[Dataset listings of figures]

┄┄┄┄┄┄┄┄┄┄

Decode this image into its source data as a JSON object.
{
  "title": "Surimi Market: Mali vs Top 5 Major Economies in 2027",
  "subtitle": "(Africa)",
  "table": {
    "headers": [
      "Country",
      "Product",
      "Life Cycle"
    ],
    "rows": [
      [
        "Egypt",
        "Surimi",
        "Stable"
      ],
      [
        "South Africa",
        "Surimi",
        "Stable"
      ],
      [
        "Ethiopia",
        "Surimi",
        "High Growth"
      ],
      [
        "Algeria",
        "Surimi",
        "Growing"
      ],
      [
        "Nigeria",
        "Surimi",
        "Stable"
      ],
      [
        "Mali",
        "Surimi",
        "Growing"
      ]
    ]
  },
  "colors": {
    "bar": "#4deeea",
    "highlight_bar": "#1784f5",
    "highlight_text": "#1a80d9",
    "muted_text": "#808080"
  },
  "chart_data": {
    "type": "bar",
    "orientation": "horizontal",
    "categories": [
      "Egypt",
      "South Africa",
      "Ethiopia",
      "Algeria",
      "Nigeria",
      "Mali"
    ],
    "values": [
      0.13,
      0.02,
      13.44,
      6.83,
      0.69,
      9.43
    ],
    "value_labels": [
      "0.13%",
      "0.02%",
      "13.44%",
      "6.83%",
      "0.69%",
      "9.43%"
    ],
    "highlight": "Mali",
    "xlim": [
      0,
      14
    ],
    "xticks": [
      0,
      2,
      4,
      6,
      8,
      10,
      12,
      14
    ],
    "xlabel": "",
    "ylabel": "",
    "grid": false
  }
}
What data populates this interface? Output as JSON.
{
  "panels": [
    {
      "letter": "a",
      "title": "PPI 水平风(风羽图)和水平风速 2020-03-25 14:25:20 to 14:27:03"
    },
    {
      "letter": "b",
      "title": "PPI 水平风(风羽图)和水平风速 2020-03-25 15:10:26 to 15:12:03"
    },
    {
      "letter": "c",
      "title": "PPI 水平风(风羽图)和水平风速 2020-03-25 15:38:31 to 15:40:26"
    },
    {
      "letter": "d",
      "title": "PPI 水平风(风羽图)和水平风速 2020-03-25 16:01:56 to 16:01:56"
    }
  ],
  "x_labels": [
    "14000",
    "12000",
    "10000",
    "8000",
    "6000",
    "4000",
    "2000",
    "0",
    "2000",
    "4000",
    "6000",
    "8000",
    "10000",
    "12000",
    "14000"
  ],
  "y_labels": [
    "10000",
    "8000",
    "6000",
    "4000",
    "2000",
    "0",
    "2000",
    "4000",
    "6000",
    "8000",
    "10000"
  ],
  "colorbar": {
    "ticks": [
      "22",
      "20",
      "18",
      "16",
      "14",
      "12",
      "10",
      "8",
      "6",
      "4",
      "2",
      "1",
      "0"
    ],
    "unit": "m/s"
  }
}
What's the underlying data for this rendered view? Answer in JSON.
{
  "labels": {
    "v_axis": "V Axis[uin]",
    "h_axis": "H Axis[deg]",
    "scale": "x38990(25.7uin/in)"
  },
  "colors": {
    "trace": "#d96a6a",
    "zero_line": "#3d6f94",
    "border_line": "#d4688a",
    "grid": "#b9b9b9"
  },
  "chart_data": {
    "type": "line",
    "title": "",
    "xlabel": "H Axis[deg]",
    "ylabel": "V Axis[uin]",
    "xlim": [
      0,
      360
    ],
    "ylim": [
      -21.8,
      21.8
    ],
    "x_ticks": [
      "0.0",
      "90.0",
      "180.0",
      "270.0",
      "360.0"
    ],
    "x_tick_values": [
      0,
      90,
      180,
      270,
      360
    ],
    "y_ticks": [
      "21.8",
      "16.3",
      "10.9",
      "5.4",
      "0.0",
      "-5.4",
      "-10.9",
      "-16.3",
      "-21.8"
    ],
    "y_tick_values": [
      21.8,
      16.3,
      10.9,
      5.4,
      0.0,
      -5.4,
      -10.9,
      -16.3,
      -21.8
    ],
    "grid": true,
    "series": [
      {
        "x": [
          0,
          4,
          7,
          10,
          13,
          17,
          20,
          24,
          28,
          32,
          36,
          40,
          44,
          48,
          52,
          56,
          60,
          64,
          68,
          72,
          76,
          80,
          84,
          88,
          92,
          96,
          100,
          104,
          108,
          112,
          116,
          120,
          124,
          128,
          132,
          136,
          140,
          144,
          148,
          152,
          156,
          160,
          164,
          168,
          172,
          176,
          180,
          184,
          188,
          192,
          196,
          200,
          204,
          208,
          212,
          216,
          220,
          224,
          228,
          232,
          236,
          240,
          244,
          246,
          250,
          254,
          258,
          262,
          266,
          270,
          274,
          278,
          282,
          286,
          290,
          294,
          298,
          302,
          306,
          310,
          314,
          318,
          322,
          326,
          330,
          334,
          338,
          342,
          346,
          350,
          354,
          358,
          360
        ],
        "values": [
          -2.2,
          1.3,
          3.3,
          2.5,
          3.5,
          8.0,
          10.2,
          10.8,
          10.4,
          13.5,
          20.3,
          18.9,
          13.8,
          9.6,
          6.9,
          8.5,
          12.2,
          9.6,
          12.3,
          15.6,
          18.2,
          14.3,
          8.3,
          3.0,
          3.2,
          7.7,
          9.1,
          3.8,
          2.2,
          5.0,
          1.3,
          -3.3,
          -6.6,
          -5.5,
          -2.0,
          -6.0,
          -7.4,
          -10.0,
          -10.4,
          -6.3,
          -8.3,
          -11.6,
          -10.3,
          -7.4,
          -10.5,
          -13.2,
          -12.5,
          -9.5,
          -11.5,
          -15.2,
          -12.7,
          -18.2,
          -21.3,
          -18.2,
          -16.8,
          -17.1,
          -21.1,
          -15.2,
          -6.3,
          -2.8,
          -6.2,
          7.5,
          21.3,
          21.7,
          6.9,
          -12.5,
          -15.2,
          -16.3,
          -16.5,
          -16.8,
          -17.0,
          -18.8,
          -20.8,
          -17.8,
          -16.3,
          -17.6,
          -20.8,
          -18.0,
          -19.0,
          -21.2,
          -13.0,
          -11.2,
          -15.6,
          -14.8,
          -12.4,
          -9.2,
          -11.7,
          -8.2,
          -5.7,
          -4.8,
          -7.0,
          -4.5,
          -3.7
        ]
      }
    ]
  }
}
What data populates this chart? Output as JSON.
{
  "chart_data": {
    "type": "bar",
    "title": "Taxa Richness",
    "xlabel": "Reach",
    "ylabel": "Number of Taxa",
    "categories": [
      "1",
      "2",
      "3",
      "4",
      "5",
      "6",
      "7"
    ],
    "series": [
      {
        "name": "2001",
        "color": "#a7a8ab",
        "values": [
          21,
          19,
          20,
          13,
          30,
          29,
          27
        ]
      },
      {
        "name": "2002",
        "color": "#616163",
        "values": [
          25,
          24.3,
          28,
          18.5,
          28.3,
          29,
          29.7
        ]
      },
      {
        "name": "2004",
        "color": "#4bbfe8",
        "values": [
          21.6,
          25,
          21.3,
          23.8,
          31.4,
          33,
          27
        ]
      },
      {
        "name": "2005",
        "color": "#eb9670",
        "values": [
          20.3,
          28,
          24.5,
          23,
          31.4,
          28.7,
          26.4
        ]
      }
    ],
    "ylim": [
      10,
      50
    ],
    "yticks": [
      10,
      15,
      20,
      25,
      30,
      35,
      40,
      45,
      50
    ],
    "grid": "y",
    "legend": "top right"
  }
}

┄┄┄┄┄┄┄┄┄┄

**Request:** Copy each line of the listing that includes "Africa".

**Answer to this exercise:**
  "subtitle": "(Africa)",
        "South Africa",
      "South Africa",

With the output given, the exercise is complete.